> Extracted data
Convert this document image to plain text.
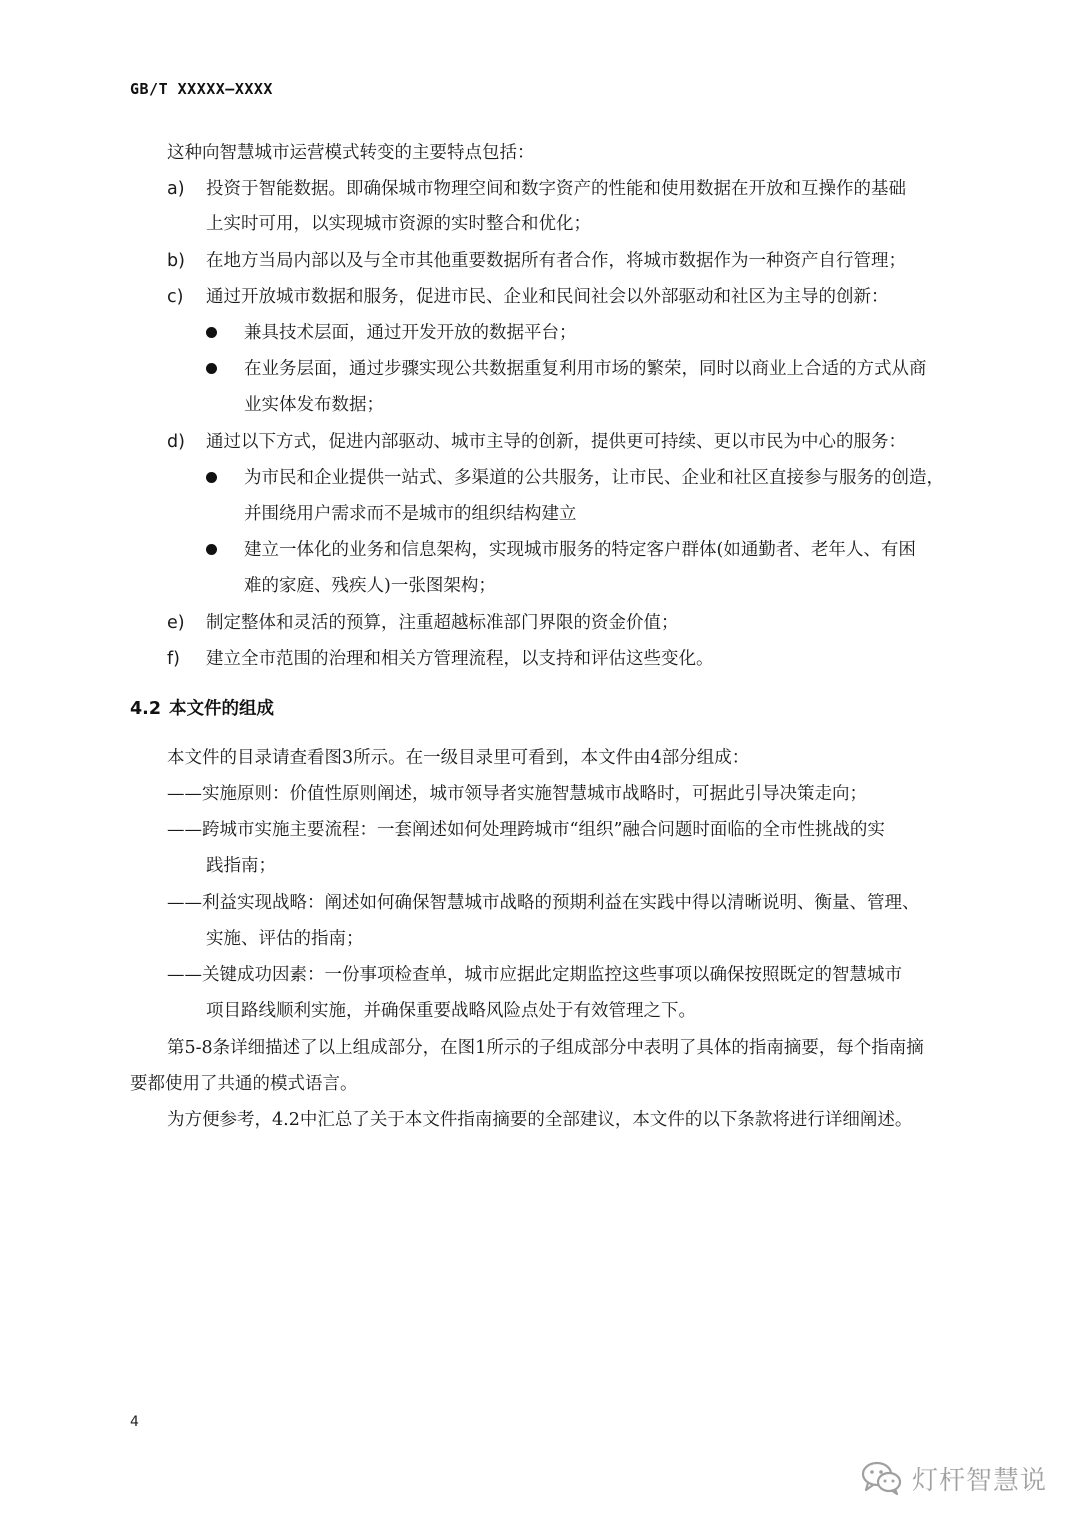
GB/T XXXXX—XXXX
这种向智慧城市运营模式转变的主要特点包括：
a) 投资于智能数据。即确保城市物理空间和数字资产的性能和使用数据在开放和互操作的基础
上实时可用，以实现城市资源的实时整合和优化；
b) 在地方当局内部以及与全市其他重要数据所有者合作，将城市数据作为一种资产自行管理；
c) 通过开放城市数据和服务，促进市民、企业和民间社会以外部驱动和社区为主导的创新：
兼具技术层面，通过开发开放的数据平台；
在业务层面，通过步骤实现公共数据重复利用市场的繁荣，同时以商业上合适的方式从商
业实体发布数据；
d) 通过以下方式，促进内部驱动、城市主导的创新，提供更可持续、更以市民为中心的服务：
为市民和企业提供一站式、多渠道的公共服务，让市民、企业和社区直接参与服务的创造，
并围绕用户需求而不是城市的组织结构建立
建立一体化的业务和信息架构，实现城市服务的特定客户群体(如通勤者、老年人、有困
难的家庭、残疾人)一张图架构；
e) 制定整体和灵活的预算，注重超越标准部门界限的资金价值；
f) 建立全市范围的治理和相关方管理流程，以支持和评估这些变化。
4.2 本文件的组成
本文件的目录请查看图3所示。在一级目录里可看到，本文件由4部分组成：
——实施原则：价值性原则阐述，城市领导者实施智慧城市战略时，可据此引导决策走向；
——跨城市实施主要流程：一套阐述如何处理跨城市“组织”融合问题时面临的全市性挑战的实
践指南；
——利益实现战略：阐述如何确保智慧城市战略的预期利益在实践中得以清晰说明、衡量、管理、
实施、评估的指南；
——关键成功因素：一份事项检查单，城市应据此定期监控这些事项以确保按照既定的智慧城市
项目路线顺利实施，并确保重要战略风险点处于有效管理之下。
第5-8条详细描述了以上组成部分，在图1所示的子组成部分中表明了具体的指南摘要，每个指南摘
要都使用了共通的模式语言。
为方便参考，4.2中汇总了关于本文件指南摘要的全部建议，本文件的以下条款将进行详细阐述。
4
灯杆智慧说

> What to produce
Quote the listing above in full, except for the pictures.

> Complete response
Convert this document image to plain text.
GB/T XXXXX—XXXX
这种向智慧城市运营模式转变的主要特点包括：
a) 投资于智能数据。即确保城市物理空间和数字资产的性能和使用数据在开放和互操作的基础
上实时可用，以实现城市资源的实时整合和优化；
b) 在地方当局内部以及与全市其他重要数据所有者合作，将城市数据作为一种资产自行管理；
c) 通过开放城市数据和服务，促进市民、企业和民间社会以外部驱动和社区为主导的创新：
兼具技术层面，通过开发开放的数据平台；
在业务层面，通过步骤实现公共数据重复利用市场的繁荣，同时以商业上合适的方式从商
业实体发布数据；
d) 通过以下方式，促进内部驱动、城市主导的创新，提供更可持续、更以市民为中心的服务：
为市民和企业提供一站式、多渠道的公共服务，让市民、企业和社区直接参与服务的创造，
并围绕用户需求而不是城市的组织结构建立
建立一体化的业务和信息架构，实现城市服务的特定客户群体(如通勤者、老年人、有困
难的家庭、残疾人)一张图架构；
e) 制定整体和灵活的预算，注重超越标准部门界限的资金价值；
f) 建立全市范围的治理和相关方管理流程，以支持和评估这些变化。
4.2 本文件的组成
本文件的目录请查看图3所示。在一级目录里可看到，本文件由4部分组成：
——实施原则：价值性原则阐述，城市领导者实施智慧城市战略时，可据此引导决策走向；
——跨城市实施主要流程：一套阐述如何处理跨城市“组织”融合问题时面临的全市性挑战的实
践指南；
——利益实现战略：阐述如何确保智慧城市战略的预期利益在实践中得以清晰说明、衡量、管理、
实施、评估的指南；
——关键成功因素：一份事项检查单，城市应据此定期监控这些事项以确保按照既定的智慧城市
项目路线顺利实施，并确保重要战略风险点处于有效管理之下。
第5-8条详细描述了以上组成部分，在图1所示的子组成部分中表明了具体的指南摘要，每个指南摘
要都使用了共通的模式语言。
为方便参考，4.2中汇总了关于本文件指南摘要的全部建议，本文件的以下条款将进行详细阐述。
4
灯杆智慧说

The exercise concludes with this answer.